Written instruction
Search the entries for the word "Widgets" and pull out each line that has it.

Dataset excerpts
━━━━━━━━

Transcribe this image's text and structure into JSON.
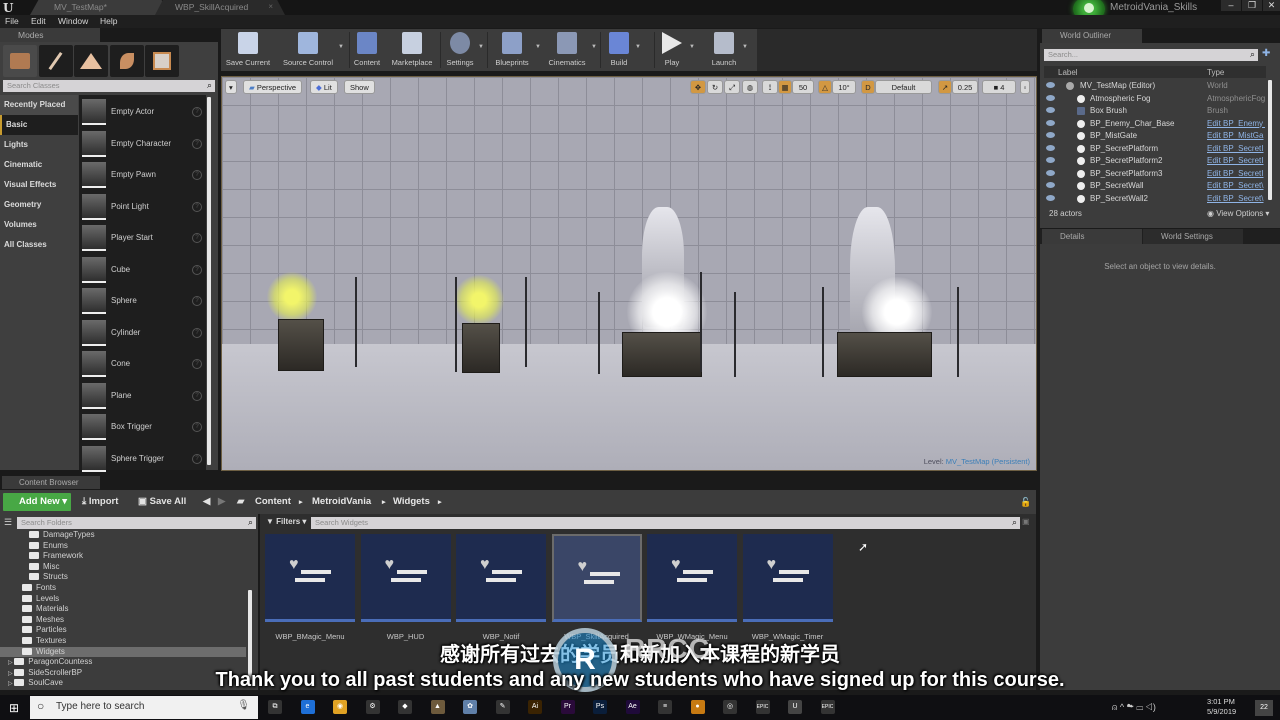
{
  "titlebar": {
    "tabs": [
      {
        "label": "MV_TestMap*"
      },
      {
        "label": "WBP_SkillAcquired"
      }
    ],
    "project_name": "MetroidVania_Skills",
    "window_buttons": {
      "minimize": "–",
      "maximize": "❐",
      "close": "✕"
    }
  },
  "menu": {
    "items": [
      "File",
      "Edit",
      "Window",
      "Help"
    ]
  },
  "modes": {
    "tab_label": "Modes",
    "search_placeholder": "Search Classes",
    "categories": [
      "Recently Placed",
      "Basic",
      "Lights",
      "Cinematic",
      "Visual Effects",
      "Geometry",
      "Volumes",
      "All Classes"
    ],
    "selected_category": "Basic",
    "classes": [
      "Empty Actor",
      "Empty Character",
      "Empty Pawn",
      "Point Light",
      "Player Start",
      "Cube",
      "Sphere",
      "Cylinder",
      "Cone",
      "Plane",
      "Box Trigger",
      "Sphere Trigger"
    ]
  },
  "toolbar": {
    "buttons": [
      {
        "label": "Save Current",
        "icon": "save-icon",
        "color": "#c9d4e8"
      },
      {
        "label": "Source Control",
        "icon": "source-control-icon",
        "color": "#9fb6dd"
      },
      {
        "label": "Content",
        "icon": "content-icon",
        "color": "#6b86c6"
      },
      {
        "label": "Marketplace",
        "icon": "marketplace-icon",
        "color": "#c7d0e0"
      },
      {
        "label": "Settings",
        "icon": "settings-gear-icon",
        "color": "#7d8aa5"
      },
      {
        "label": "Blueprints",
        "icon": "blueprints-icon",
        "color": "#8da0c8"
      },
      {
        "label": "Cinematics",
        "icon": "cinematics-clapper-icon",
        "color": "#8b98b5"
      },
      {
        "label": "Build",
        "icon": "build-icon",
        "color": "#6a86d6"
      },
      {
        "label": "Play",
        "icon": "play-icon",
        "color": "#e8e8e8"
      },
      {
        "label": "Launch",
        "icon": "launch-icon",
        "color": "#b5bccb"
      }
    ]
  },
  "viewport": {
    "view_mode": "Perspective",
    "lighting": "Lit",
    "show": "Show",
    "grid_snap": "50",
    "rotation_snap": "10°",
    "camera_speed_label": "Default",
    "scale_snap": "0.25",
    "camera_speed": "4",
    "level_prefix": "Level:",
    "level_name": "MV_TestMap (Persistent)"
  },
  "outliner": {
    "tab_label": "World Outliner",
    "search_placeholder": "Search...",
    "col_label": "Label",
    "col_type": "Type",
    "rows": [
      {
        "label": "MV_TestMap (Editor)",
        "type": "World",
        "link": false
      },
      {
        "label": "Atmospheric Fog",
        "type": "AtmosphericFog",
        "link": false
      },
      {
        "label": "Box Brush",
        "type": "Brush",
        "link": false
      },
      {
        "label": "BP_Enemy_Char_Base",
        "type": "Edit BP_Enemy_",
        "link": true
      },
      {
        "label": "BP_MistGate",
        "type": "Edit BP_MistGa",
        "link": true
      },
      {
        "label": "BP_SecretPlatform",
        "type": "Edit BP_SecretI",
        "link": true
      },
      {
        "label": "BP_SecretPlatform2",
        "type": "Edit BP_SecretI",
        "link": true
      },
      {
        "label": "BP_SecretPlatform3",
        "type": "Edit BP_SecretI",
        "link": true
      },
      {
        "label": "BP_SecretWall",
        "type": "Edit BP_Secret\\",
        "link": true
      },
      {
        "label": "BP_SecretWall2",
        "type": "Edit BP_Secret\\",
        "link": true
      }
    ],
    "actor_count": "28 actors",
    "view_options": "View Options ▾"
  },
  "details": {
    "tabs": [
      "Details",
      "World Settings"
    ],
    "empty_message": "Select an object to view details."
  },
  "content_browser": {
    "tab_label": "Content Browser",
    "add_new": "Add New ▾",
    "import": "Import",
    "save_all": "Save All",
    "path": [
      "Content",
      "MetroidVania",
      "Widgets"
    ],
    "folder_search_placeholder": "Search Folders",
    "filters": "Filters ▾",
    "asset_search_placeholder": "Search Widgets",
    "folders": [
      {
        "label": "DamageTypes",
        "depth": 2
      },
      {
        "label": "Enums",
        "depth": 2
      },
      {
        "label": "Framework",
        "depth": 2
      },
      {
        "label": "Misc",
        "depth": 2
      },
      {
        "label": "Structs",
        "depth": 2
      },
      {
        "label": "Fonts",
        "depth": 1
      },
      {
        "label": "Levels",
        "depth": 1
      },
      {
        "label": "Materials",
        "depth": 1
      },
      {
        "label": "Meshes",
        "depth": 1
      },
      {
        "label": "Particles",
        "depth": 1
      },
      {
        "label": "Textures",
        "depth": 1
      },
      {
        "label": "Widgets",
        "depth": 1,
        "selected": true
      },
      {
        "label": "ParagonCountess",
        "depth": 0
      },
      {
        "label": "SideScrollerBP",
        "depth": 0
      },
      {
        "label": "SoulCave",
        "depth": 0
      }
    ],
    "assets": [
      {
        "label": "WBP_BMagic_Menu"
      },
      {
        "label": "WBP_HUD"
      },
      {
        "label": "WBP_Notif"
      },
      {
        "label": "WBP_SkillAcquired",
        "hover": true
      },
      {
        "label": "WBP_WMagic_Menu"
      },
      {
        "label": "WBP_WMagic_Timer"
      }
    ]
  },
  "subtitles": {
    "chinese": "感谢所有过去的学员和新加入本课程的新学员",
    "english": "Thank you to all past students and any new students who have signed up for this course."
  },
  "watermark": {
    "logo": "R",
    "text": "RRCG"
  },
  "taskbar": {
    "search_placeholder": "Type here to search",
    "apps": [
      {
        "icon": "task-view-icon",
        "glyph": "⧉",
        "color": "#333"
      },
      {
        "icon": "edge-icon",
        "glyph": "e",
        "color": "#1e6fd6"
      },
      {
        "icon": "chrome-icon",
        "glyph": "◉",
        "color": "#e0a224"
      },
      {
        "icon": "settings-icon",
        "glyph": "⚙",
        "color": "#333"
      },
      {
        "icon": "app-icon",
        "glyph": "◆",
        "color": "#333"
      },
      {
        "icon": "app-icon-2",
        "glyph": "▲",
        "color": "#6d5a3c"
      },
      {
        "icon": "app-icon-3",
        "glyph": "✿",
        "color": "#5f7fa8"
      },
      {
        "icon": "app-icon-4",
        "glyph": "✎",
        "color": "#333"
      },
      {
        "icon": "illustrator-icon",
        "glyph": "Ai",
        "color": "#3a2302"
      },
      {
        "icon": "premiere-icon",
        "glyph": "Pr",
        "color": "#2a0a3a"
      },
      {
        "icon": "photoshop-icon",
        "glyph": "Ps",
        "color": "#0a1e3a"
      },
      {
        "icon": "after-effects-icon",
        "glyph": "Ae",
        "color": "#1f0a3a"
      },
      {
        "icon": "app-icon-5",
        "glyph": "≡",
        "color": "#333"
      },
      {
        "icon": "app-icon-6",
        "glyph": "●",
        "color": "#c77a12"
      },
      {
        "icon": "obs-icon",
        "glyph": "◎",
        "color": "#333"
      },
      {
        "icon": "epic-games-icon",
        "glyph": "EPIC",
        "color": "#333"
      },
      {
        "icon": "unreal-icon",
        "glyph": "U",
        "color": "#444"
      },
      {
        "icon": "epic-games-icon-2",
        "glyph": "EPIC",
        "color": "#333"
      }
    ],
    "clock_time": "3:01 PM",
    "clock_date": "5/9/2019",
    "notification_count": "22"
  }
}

━━━━━━━━

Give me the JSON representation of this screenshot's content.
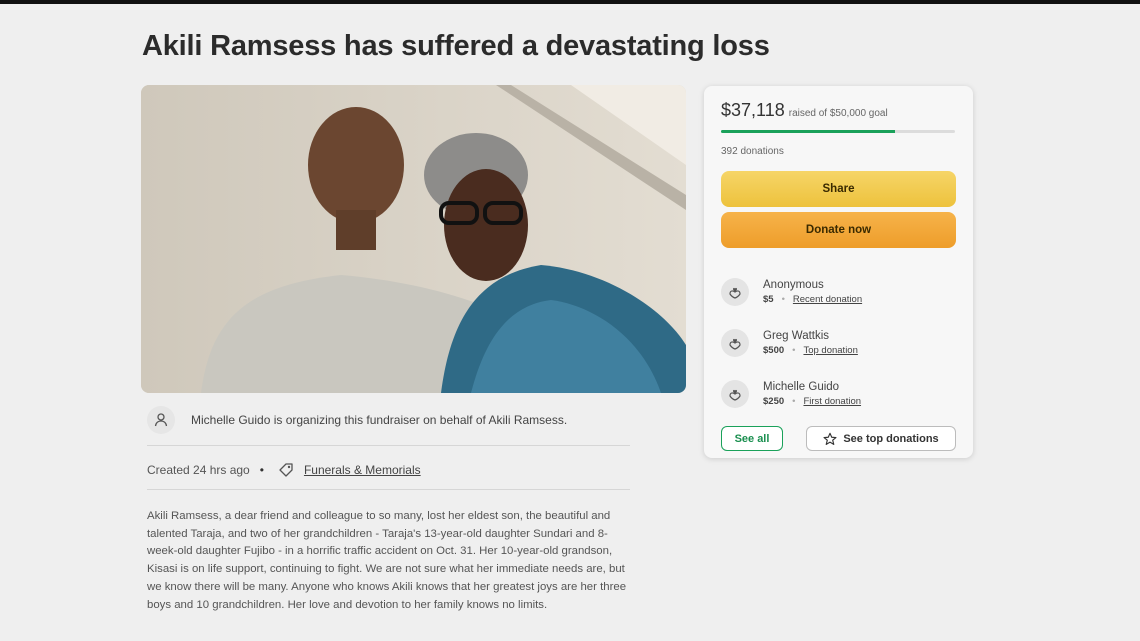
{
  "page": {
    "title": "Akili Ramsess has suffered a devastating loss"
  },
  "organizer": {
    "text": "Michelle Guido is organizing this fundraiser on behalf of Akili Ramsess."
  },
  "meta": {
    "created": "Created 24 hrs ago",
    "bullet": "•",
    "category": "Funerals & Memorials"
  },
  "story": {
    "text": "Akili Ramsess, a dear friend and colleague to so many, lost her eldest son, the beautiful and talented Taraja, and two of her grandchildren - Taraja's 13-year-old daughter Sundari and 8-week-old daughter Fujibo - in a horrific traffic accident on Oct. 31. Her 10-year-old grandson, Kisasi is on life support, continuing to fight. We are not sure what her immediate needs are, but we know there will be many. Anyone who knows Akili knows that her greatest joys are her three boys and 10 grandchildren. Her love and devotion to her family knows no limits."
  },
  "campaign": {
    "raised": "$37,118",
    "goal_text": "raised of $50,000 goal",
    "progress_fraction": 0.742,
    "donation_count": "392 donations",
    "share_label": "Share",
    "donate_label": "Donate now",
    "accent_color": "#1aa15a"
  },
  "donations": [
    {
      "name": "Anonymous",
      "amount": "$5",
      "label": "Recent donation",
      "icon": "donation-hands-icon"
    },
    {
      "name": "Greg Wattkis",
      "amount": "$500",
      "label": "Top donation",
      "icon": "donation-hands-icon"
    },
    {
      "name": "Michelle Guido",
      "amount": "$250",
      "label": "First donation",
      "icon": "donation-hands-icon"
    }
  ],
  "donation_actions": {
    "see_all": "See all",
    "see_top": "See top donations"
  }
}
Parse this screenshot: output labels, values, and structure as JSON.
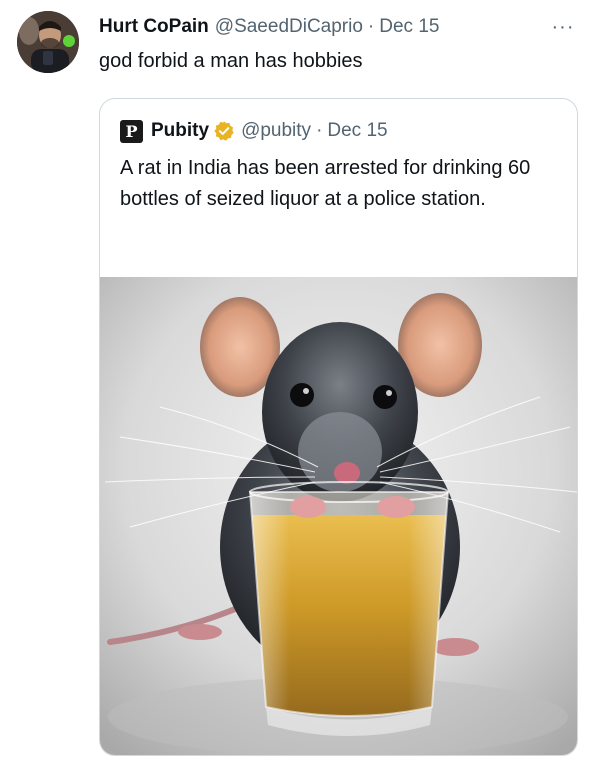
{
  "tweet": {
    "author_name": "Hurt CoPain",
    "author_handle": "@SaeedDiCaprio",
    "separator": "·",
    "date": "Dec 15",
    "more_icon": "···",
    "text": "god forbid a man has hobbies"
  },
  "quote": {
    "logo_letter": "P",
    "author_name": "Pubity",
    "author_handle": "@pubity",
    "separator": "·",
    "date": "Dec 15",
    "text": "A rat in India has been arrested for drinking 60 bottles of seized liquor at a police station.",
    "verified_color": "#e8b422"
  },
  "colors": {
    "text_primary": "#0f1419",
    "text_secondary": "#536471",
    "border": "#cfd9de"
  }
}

━━━━━━━━

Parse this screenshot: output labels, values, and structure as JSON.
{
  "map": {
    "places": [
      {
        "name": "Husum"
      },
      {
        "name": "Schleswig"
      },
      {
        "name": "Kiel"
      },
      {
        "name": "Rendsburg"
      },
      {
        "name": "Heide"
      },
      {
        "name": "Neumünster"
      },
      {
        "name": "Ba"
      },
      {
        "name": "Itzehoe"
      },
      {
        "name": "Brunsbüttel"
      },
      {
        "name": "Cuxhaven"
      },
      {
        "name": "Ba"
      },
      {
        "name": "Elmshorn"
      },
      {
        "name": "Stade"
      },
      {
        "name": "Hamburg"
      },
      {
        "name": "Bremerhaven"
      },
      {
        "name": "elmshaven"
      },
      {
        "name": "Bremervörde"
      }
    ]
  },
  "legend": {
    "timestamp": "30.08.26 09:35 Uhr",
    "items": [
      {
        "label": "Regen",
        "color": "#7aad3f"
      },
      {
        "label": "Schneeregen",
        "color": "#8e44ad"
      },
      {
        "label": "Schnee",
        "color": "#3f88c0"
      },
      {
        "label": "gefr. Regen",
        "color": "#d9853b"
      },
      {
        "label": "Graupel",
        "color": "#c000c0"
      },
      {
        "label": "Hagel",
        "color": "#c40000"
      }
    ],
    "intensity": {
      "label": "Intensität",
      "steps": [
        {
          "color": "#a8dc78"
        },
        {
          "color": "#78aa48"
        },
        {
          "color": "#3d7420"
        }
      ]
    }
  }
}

━━━━━━━━

Solution to this exercise
      "Widgets"
    "asset_search_placeholder": "Search Widgets",
        "label": "Widgets",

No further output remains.